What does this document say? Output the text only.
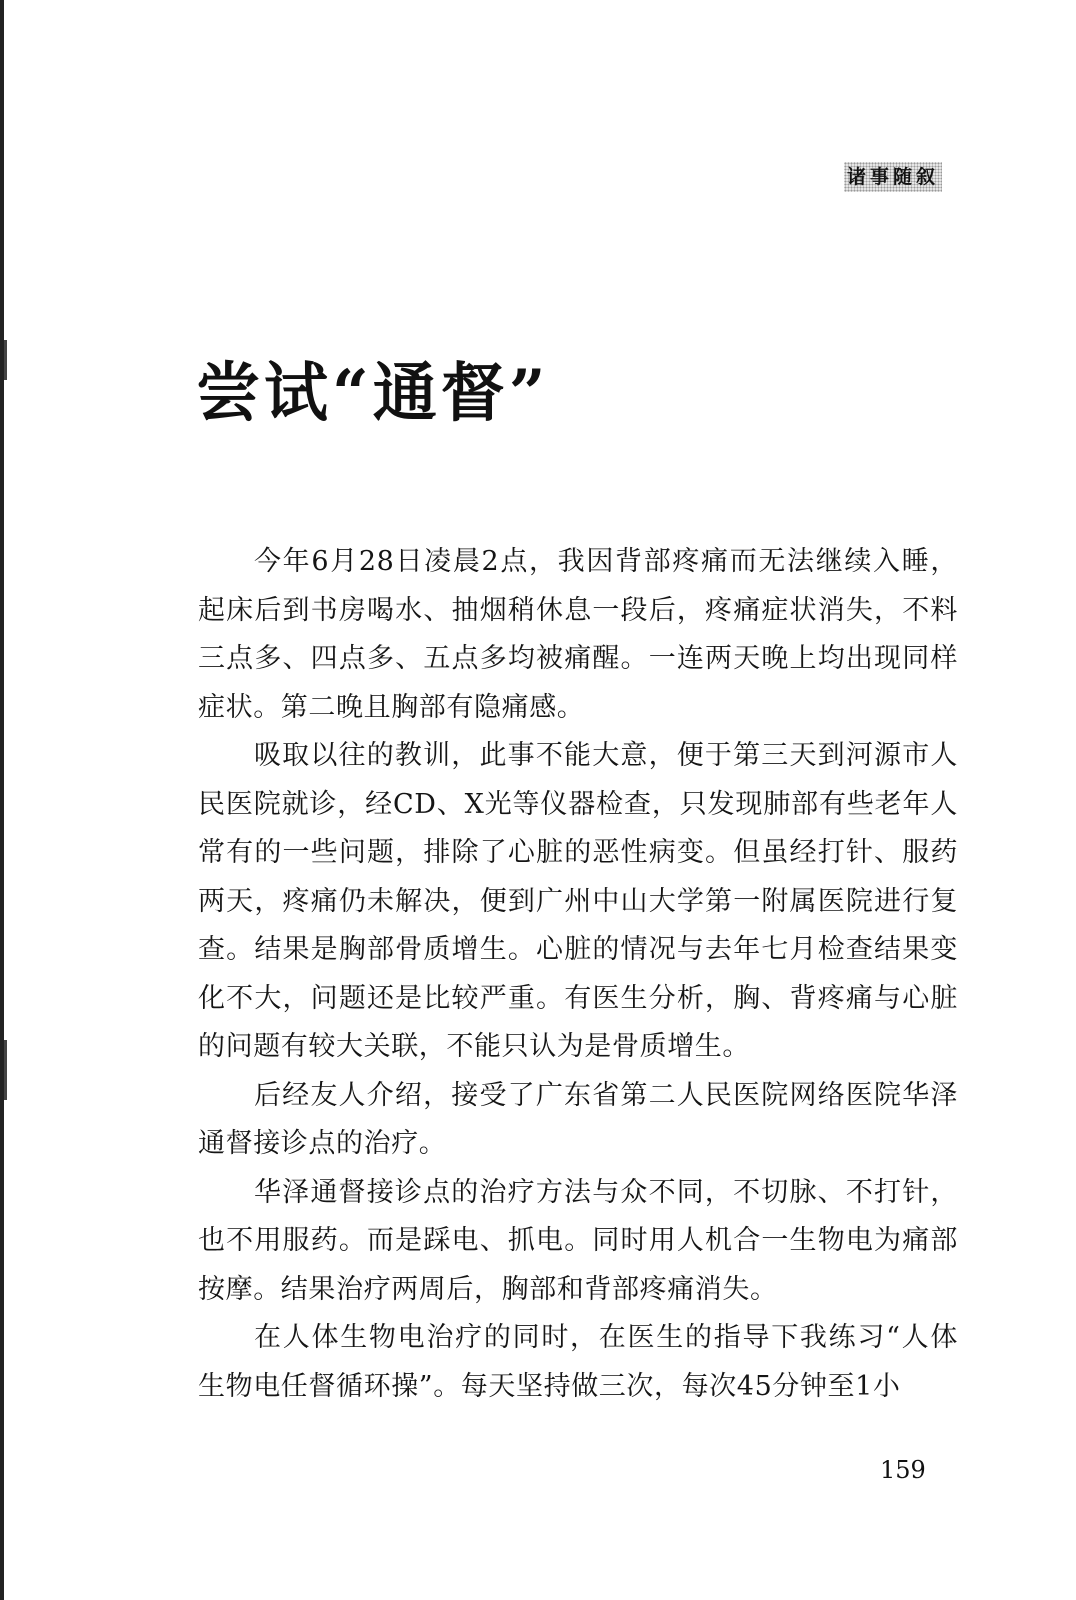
诸事随叙
尝试“通督”

今年6月28日凌晨2点，我因背部疼痛而无法继续入睡，起床后到书房喝水、抽烟稍休息一段后，疼痛症状消失，不料三点多、四点多、五点多均被痛醒。一连两天晚上均出现同样症状。第二晚且胸部有隐痛感。

吸取以往的教训，此事不能大意，便于第三天到河源市人民医院就诊，经CD、X光等仪器检查，只发现肺部有些老年人常有的一些问题，排除了心脏的恶性病变。但虽经打针、服药两天，疼痛仍未解决，便到广州中山大学第一附属医院进行复查。结果是胸部骨质增生。心脏的情况与去年七月检查结果变化不大，问题还是比较严重。有医生分析，胸、背疼痛与心脏的问题有较大关联，不能只认为是骨质增生。

后经友人介绍，接受了广东省第二人民医院网络医院华泽通督接诊点的治疗。

华泽通督接诊点的治疗方法与众不同，不切脉、不打针，也不用服药。而是踩电、抓电。同时用人机合一生物电为痛部按摩。结果治疗两周后，胸部和背部疼痛消失。

在人体生物电治疗的同时，在医生的指导下我练习“人体生物电任督循环操”。每天坚持做三次，每次45分钟至1小

159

+--

GIVEN INSTRUCTION: Print the records word for word and exclude any picture they hold.

EXERCISE ANSWER:
What does this document say? Output the text only.
诸事随叙
尝试“通督”

今年6月28日凌晨2点，我因背部疼痛而无法继续入睡，起床后到书房喝水、抽烟稍休息一段后，疼痛症状消失，不料三点多、四点多、五点多均被痛醒。一连两天晚上均出现同样症状。第二晚且胸部有隐痛感。

吸取以往的教训，此事不能大意，便于第三天到河源市人民医院就诊，经CD、X光等仪器检查，只发现肺部有些老年人常有的一些问题，排除了心脏的恶性病变。但虽经打针、服药两天，疼痛仍未解决，便到广州中山大学第一附属医院进行复查。结果是胸部骨质增生。心脏的情况与去年七月检查结果变化不大，问题还是比较严重。有医生分析，胸、背疼痛与心脏的问题有较大关联，不能只认为是骨质增生。

后经友人介绍，接受了广东省第二人民医院网络医院华泽通督接诊点的治疗。

华泽通督接诊点的治疗方法与众不同，不切脉、不打针，也不用服药。而是踩电、抓电。同时用人机合一生物电为痛部按摩。结果治疗两周后，胸部和背部疼痛消失。

在人体生物电治疗的同时，在医生的指导下我练习“人体生物电任督循环操”。每天坚持做三次，每次45分钟至1小

159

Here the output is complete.